WHAT THIS TASK INVOLVES. Look through the records that follow. Copy every line containing the word "have".

------------------------------------------------

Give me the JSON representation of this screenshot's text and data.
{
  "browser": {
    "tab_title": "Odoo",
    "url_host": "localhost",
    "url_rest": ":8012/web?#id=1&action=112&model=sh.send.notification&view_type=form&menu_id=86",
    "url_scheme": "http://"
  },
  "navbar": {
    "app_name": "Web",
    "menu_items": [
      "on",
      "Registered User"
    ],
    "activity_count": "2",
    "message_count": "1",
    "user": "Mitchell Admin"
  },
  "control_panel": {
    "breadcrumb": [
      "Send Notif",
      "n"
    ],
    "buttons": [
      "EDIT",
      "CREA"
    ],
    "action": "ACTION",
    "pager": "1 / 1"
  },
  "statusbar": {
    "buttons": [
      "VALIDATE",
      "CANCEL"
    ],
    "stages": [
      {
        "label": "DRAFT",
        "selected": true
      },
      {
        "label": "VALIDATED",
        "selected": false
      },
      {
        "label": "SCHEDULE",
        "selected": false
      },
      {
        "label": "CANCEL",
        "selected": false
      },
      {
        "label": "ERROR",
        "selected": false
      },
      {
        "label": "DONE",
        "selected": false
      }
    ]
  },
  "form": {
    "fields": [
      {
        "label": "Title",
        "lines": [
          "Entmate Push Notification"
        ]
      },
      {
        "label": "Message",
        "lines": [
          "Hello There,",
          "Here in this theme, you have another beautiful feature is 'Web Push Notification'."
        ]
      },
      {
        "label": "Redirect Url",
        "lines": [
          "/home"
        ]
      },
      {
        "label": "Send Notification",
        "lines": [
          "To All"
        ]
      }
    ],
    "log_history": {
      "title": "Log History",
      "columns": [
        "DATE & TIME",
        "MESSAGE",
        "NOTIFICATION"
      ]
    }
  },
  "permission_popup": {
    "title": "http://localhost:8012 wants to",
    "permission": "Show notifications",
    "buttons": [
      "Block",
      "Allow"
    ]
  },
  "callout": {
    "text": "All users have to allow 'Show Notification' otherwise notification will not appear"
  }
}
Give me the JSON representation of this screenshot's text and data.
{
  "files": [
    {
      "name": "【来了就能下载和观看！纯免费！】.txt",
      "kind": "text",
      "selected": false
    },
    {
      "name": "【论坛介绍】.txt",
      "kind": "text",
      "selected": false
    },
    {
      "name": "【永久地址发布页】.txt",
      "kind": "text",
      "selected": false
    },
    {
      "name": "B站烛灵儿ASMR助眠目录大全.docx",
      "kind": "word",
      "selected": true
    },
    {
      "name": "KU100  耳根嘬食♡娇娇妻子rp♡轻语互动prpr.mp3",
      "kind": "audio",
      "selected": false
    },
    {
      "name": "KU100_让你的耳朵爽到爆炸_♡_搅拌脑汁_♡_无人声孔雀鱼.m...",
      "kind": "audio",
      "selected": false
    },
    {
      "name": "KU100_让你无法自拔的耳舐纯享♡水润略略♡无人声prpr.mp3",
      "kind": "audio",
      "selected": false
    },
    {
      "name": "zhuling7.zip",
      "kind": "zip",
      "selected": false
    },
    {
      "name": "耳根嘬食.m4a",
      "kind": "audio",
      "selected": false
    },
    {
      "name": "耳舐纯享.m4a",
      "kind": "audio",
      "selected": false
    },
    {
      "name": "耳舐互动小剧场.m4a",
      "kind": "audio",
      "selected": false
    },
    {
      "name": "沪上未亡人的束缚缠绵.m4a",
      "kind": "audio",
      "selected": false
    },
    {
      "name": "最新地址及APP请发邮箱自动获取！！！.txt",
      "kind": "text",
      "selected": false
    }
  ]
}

------------------------------------------------

SOLVED PROBLEM.
          "Here in this theme, you have another beautiful feature is 'Web Push Notification'."
    "text": "All users have to allow 'Show Notification' otherwise notification will not appear"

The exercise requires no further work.